--- START RECORDS SUPPLIED ---

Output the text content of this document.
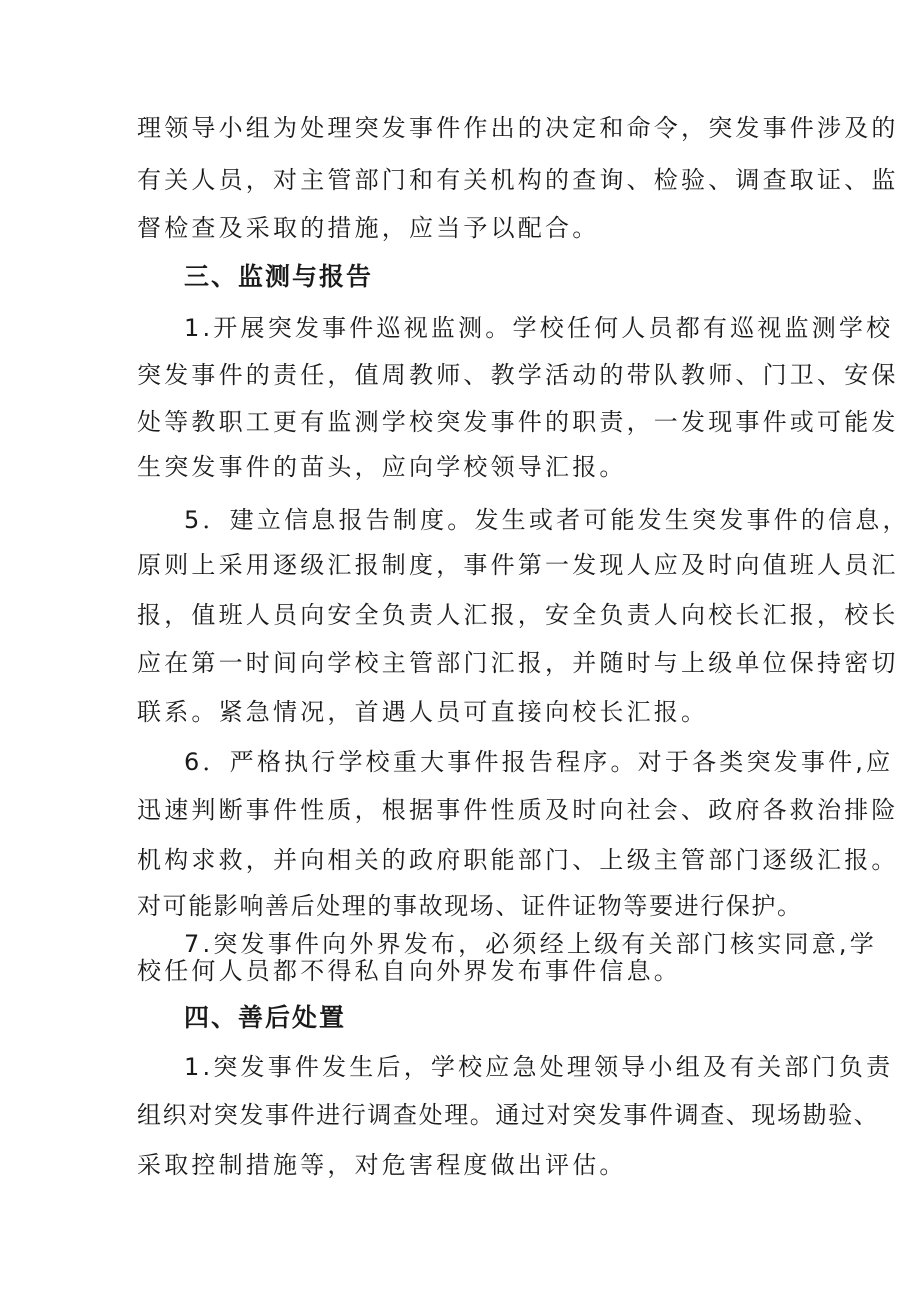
理领导小组为处理突发事件作出的决定和命令，突发事件涉及的
有关人员，对主管部门和有关机构的查询、检验、调查取证、监
督检查及采取的措施，应当予以配合。
三、监测与报告
1.开展突发事件巡视监测。学校任何人员都有巡视监测学校
突发事件的责任，值周教师、教学活动的带队教师、门卫、安保
处等教职工更有监测学校突发事件的职责，一发现事件或可能发
生突发事件的苗头，应向学校领导汇报。
5．建立信息报告制度。发生或者可能发生突发事件的信息，
原则上采用逐级汇报制度，事件第一发现人应及时向值班人员汇
报，值班人员向安全负责人汇报，安全负责人向校长汇报，校长
应在第一时间向学校主管部门汇报，并随时与上级单位保持密切
联系。紧急情况，首遇人员可直接向校长汇报。
6．严格执行学校重大事件报告程序。对于各类突发事件,应
迅速判断事件性质，根据事件性质及时向社会、政府各救治排险
机构求救，并向相关的政府职能部门、上级主管部门逐级汇报。
对可能影响善后处理的事故现场、证件证物等要进行保护。
7.突发事件向外界发布，必须经上级有关部门核实同意,学
校任何人员都不得私自向外界发布事件信息。
四、善后处置
1.突发事件发生后，学校应急处理领导小组及有关部门负责
组织对突发事件进行调查处理。通过对突发事件调查、现场勘验、
采取控制措施等，对危害程度做出评估。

--- END RECORDS SUPPLIED ---

» SET EXERCISE
The data above needs to be retyped exactly, with the images left out.

» FULL SOLUTION
Output the text content of this document.
理领导小组为处理突发事件作出的决定和命令，突发事件涉及的
有关人员，对主管部门和有关机构的查询、检验、调查取证、监
督检查及采取的措施，应当予以配合。
三、监测与报告
1.开展突发事件巡视监测。学校任何人员都有巡视监测学校
突发事件的责任，值周教师、教学活动的带队教师、门卫、安保
处等教职工更有监测学校突发事件的职责，一发现事件或可能发
生突发事件的苗头，应向学校领导汇报。
5．建立信息报告制度。发生或者可能发生突发事件的信息，
原则上采用逐级汇报制度，事件第一发现人应及时向值班人员汇
报，值班人员向安全负责人汇报，安全负责人向校长汇报，校长
应在第一时间向学校主管部门汇报，并随时与上级单位保持密切
联系。紧急情况，首遇人员可直接向校长汇报。
6．严格执行学校重大事件报告程序。对于各类突发事件,应
迅速判断事件性质，根据事件性质及时向社会、政府各救治排险
机构求救，并向相关的政府职能部门、上级主管部门逐级汇报。
对可能影响善后处理的事故现场、证件证物等要进行保护。
7.突发事件向外界发布，必须经上级有关部门核实同意,学
校任何人员都不得私自向外界发布事件信息。
四、善后处置
1.突发事件发生后，学校应急处理领导小组及有关部门负责
组织对突发事件进行调查处理。通过对突发事件调查、现场勘验、
采取控制措施等，对危害程度做出评估。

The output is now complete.